Exercise goal: Reproduce every entry exactly and leave its pictures out.

Saved data entries:
....................

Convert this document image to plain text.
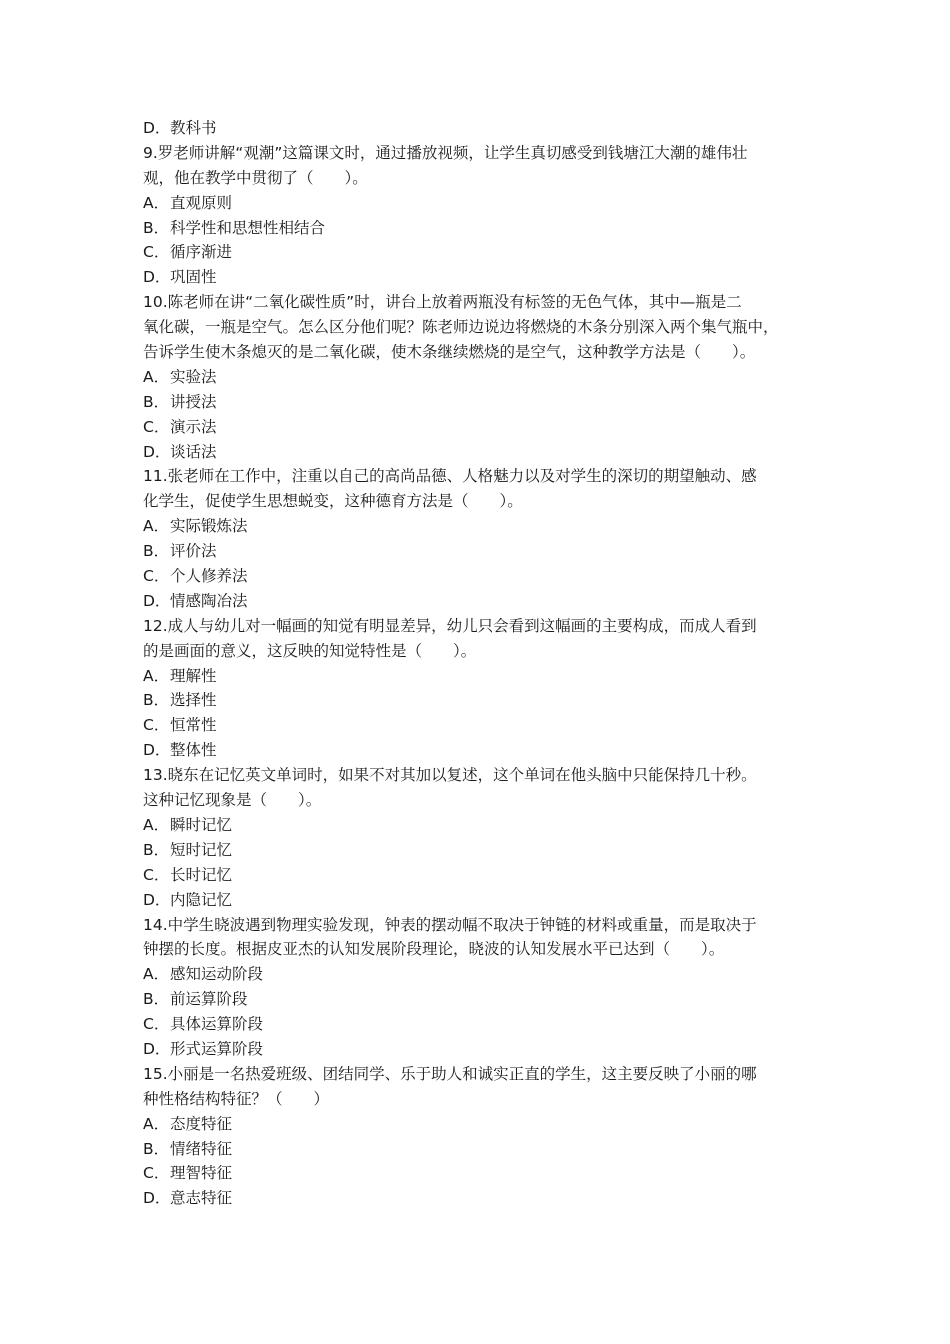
D．教科书
9.罗老师讲解“观潮”这篇课文时，通过播放视频，让学生真切感受到钱塘江大潮的雄伟壮
观，他在教学中贯彻了（　　）。
A．直观原则
B．科学性和思想性相结合
C．循序渐进
D．巩固性
10.陈老师在讲“二氧化碳性质”时，讲台上放着两瓶没有标签的无色气体，其中—瓶是二
氧化碳，一瓶是空气。怎么区分他们呢？陈老师边说边将燃烧的木条分别深入两个集气瓶中，
告诉学生使木条熄灭的是二氧化碳，使木条继续燃烧的是空气，这种教学方法是（　　）。
A．实验法
B．讲授法
C．演示法
D．谈话法
11.张老师在工作中，注重以自己的高尚品德、人格魅力以及对学生的深切的期望触动、感
化学生，促使学生思想蜕变，这种德育方法是（　　）。
A．实际锻炼法
B．评价法
C．个人修养法
D．情感陶冶法
12.成人与幼儿对一幅画的知觉有明显差异，幼儿只会看到这幅画的主要构成，而成人看到
的是画面的意义，这反映的知觉特性是（　　）。
A．理解性
B．选择性
C．恒常性
D．整体性
13.晓东在记忆英文单词时，如果不对其加以复述，这个单词在他头脑中只能保持几十秒。
这种记忆现象是（　　）。
A．瞬时记忆
B．短时记忆
C．长时记忆
D．内隐记忆
14.中学生晓波遇到物理实验发现，钟表的摆动幅不取决于钟链的材料或重量，而是取决于
钟摆的长度。根据皮亚杰的认知发展阶段理论，晓波的认知发展水平已达到（　　）。
A．感知运动阶段
B．前运算阶段
C．具体运算阶段
D．形式运算阶段
15.小丽是一名热爱班级、团结同学、乐于助人和诚实正直的学生，这主要反映了小丽的哪
种性格结构特征？（　　）
A．态度特征
B．情绪特征
C．理智特征
D．意志特征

....................

Expected answer:
Convert this document image to plain text.
D．教科书
9.罗老师讲解“观潮”这篇课文时，通过播放视频，让学生真切感受到钱塘江大潮的雄伟壮
观，他在教学中贯彻了（　　）。
A．直观原则
B．科学性和思想性相结合
C．循序渐进
D．巩固性
10.陈老师在讲“二氧化碳性质”时，讲台上放着两瓶没有标签的无色气体，其中—瓶是二
氧化碳，一瓶是空气。怎么区分他们呢？陈老师边说边将燃烧的木条分别深入两个集气瓶中，
告诉学生使木条熄灭的是二氧化碳，使木条继续燃烧的是空气，这种教学方法是（　　）。
A．实验法
B．讲授法
C．演示法
D．谈话法
11.张老师在工作中，注重以自己的高尚品德、人格魅力以及对学生的深切的期望触动、感
化学生，促使学生思想蜕变，这种德育方法是（　　）。
A．实际锻炼法
B．评价法
C．个人修养法
D．情感陶冶法
12.成人与幼儿对一幅画的知觉有明显差异，幼儿只会看到这幅画的主要构成，而成人看到
的是画面的意义，这反映的知觉特性是（　　）。
A．理解性
B．选择性
C．恒常性
D．整体性
13.晓东在记忆英文单词时，如果不对其加以复述，这个单词在他头脑中只能保持几十秒。
这种记忆现象是（　　）。
A．瞬时记忆
B．短时记忆
C．长时记忆
D．内隐记忆
14.中学生晓波遇到物理实验发现，钟表的摆动幅不取决于钟链的材料或重量，而是取决于
钟摆的长度。根据皮亚杰的认知发展阶段理论，晓波的认知发展水平已达到（　　）。
A．感知运动阶段
B．前运算阶段
C．具体运算阶段
D．形式运算阶段
15.小丽是一名热爱班级、团结同学、乐于助人和诚实正直的学生，这主要反映了小丽的哪
种性格结构特征？（　　）
A．态度特征
B．情绪特征
C．理智特征
D．意志特征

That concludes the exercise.